DIRECTIVE:
Copy all of the material word for word, except for the pictures.

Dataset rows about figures
· · · · · · ·

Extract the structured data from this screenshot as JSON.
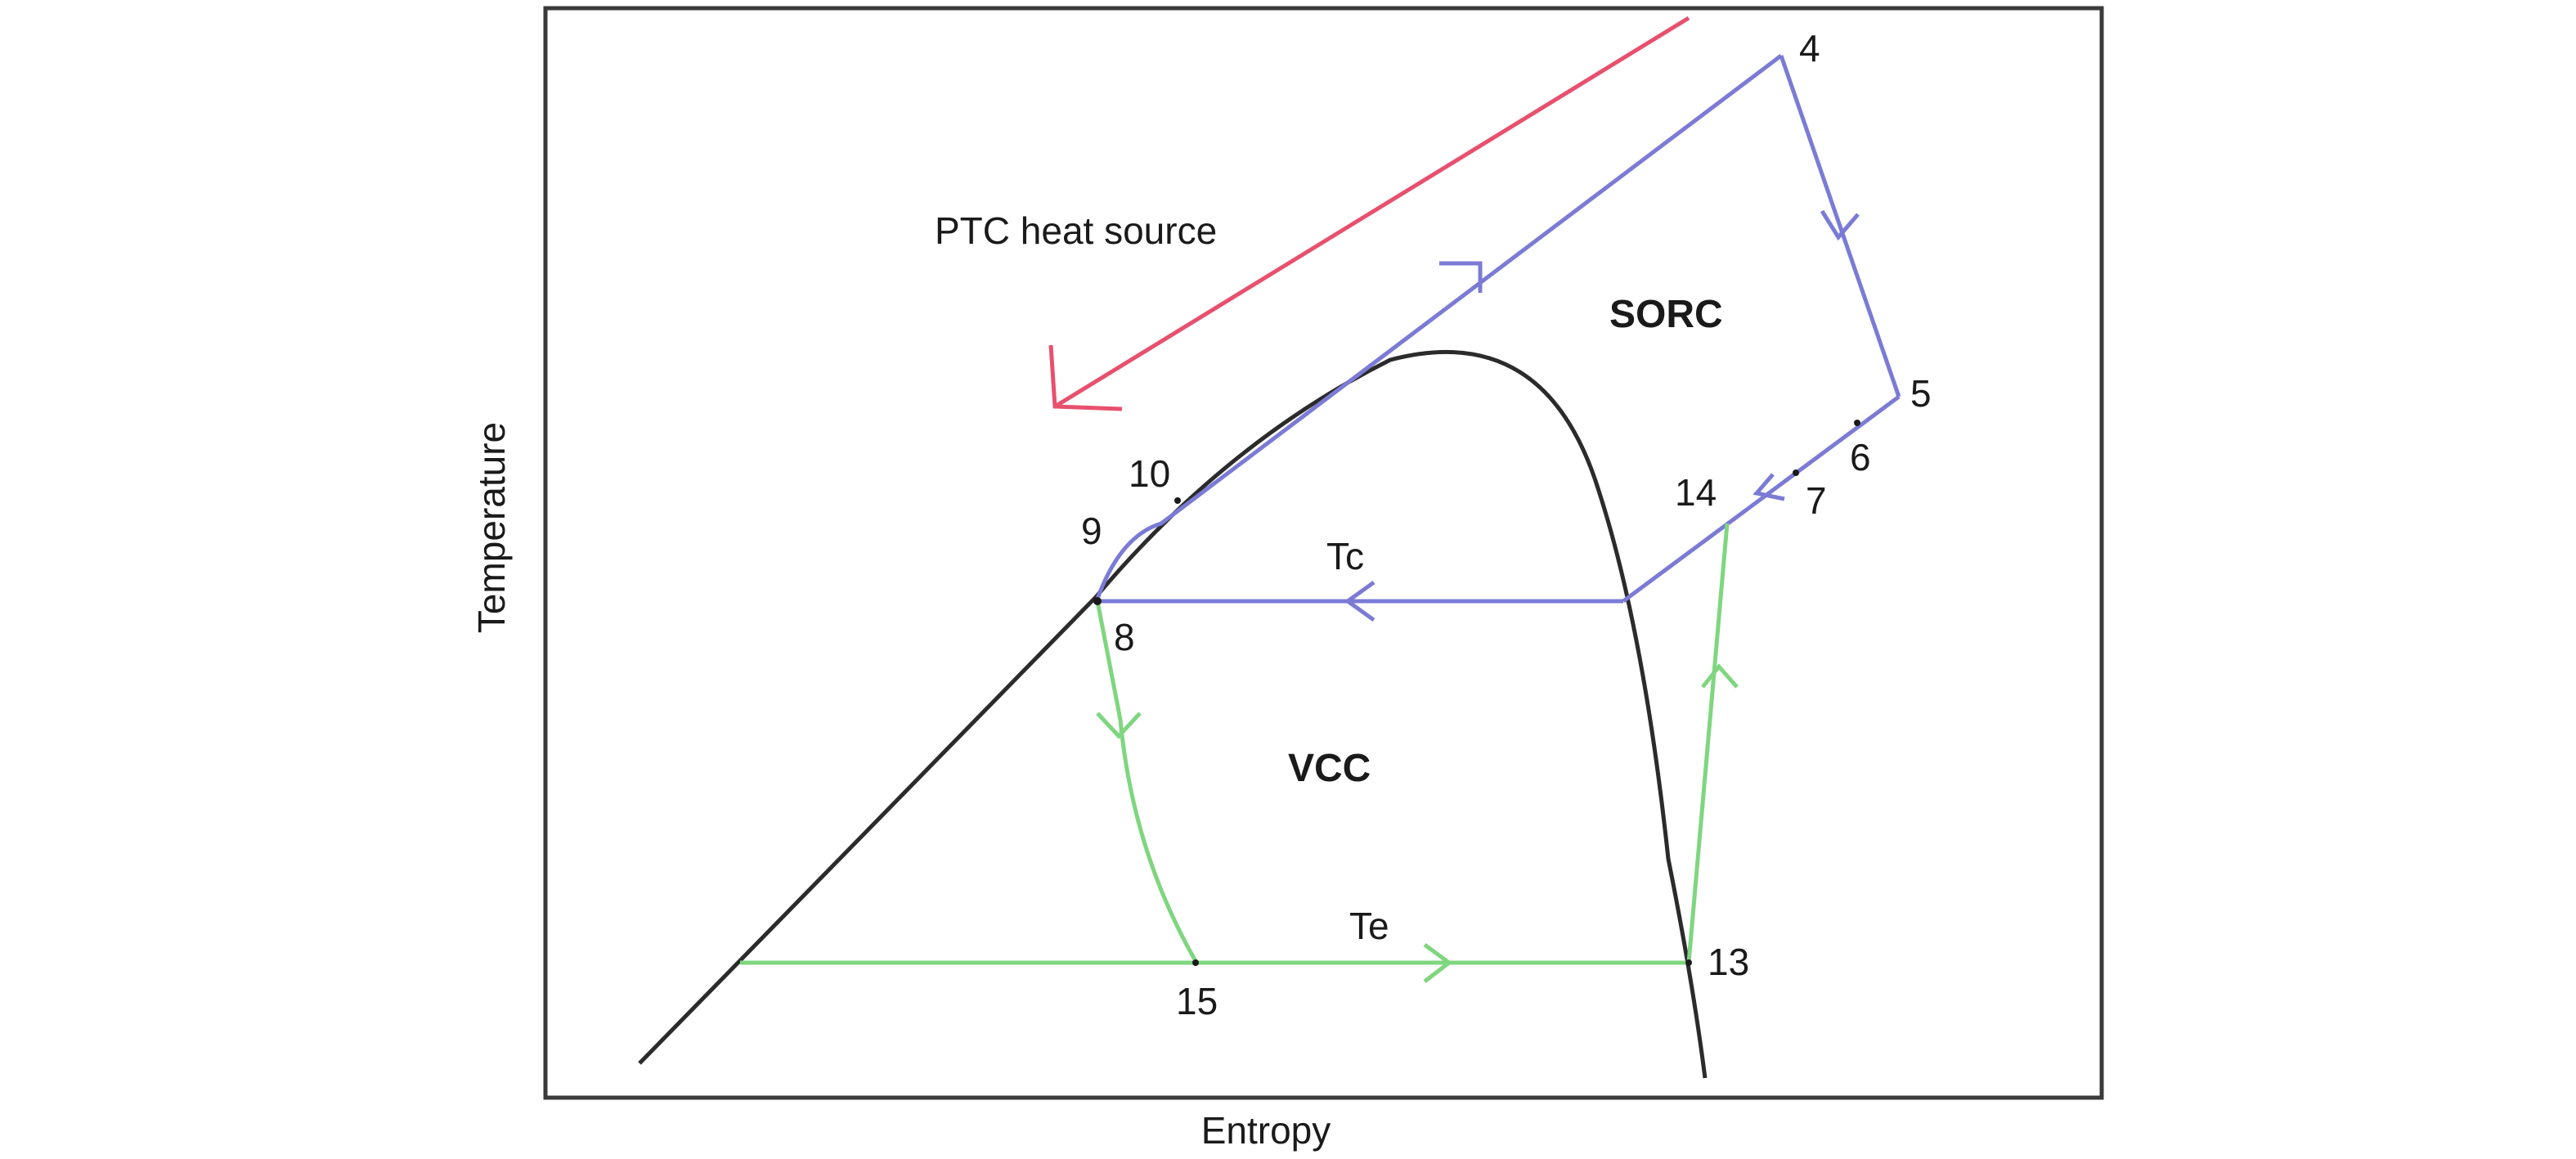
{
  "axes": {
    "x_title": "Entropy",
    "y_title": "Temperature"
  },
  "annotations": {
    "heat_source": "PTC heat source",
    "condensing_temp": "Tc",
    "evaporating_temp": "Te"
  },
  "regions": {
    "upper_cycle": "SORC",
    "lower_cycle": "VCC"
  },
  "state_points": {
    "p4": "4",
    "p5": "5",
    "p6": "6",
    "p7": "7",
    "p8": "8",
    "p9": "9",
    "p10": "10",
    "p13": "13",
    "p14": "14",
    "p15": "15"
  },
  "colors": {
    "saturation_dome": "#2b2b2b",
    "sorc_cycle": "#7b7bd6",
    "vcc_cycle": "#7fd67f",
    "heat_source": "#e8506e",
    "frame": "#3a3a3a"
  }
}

· · · · · · ·

WORKED SOLUTION:
Extract the structured data from this screenshot as JSON.
{
  "axes": {
    "x_title": "Entropy",
    "y_title": "Temperature"
  },
  "annotations": {
    "heat_source": "PTC heat source",
    "condensing_temp": "Tc",
    "evaporating_temp": "Te"
  },
  "regions": {
    "upper_cycle": "SORC",
    "lower_cycle": "VCC"
  },
  "state_points": {
    "p4": "4",
    "p5": "5",
    "p6": "6",
    "p7": "7",
    "p8": "8",
    "p9": "9",
    "p10": "10",
    "p13": "13",
    "p14": "14",
    "p15": "15"
  },
  "colors": {
    "saturation_dome": "#2b2b2b",
    "sorc_cycle": "#7b7bd6",
    "vcc_cycle": "#7fd67f",
    "heat_source": "#e8506e",
    "frame": "#3a3a3a"
  }
}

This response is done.